- What to work on
Take the line containing "Serialize everything readable" and every line after it to the end of the records, and copy them exactly, leaving out pictures.

-- START OF Available records --

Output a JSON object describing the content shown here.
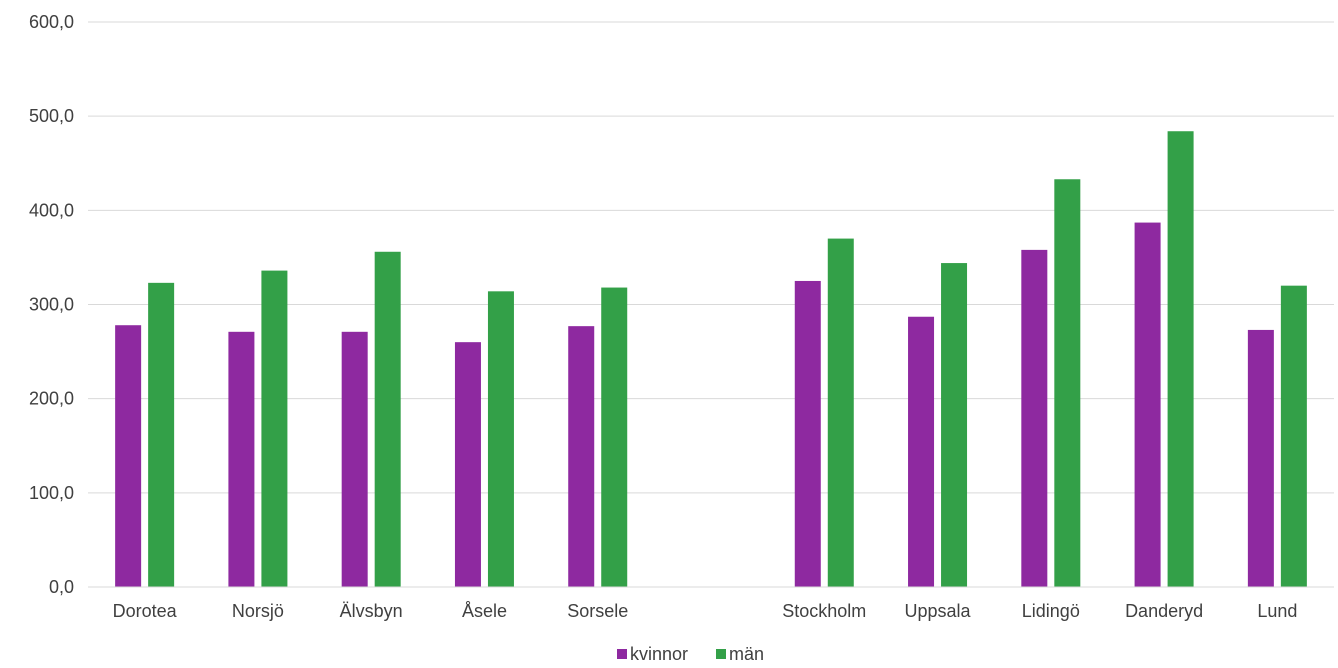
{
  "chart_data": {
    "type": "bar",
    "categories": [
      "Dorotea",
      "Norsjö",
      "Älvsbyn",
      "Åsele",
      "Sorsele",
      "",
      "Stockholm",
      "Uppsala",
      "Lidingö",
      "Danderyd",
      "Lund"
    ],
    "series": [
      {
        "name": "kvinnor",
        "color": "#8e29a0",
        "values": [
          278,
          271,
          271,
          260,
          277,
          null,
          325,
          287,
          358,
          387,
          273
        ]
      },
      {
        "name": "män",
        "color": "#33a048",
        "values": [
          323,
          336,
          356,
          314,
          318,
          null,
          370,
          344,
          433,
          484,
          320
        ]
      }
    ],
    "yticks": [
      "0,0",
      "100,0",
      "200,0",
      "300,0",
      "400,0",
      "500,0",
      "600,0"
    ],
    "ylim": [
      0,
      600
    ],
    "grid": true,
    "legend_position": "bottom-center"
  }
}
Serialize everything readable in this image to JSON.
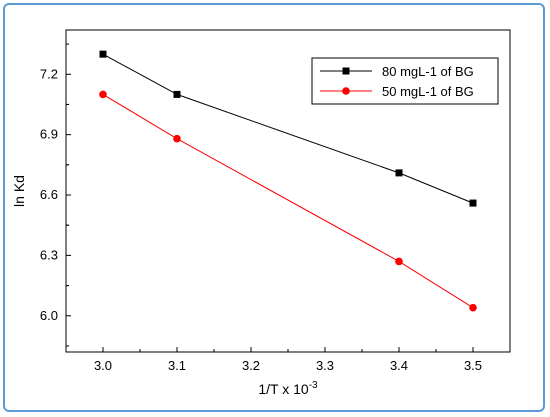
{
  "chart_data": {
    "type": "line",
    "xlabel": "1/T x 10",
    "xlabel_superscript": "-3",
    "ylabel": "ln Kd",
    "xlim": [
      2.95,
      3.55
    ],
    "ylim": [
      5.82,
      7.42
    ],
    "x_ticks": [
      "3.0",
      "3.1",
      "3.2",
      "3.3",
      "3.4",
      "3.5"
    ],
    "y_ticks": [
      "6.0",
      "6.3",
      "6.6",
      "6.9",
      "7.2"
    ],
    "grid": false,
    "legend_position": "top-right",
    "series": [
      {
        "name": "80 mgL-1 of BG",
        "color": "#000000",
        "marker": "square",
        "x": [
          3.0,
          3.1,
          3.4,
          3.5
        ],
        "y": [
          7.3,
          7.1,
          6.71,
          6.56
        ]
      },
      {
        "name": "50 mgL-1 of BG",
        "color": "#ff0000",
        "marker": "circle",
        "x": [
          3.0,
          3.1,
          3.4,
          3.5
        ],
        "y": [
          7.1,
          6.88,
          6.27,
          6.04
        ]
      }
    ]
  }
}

-- END OF Available records --

- Output for this task
Serialize everything readable in this image to JSON.
{
  "chart_data": {
    "type": "line",
    "xlabel": "1/T x 10",
    "xlabel_superscript": "-3",
    "ylabel": "ln Kd",
    "xlim": [
      2.95,
      3.55
    ],
    "ylim": [
      5.82,
      7.42
    ],
    "x_ticks": [
      "3.0",
      "3.1",
      "3.2",
      "3.3",
      "3.4",
      "3.5"
    ],
    "y_ticks": [
      "6.0",
      "6.3",
      "6.6",
      "6.9",
      "7.2"
    ],
    "grid": false,
    "legend_position": "top-right",
    "series": [
      {
        "name": "80 mgL-1 of BG",
        "color": "#000000",
        "marker": "square",
        "x": [
          3.0,
          3.1,
          3.4,
          3.5
        ],
        "y": [
          7.3,
          7.1,
          6.71,
          6.56
        ]
      },
      {
        "name": "50 mgL-1 of BG",
        "color": "#ff0000",
        "marker": "circle",
        "x": [
          3.0,
          3.1,
          3.4,
          3.5
        ],
        "y": [
          7.1,
          6.88,
          6.27,
          6.04
        ]
      }
    ]
  }
}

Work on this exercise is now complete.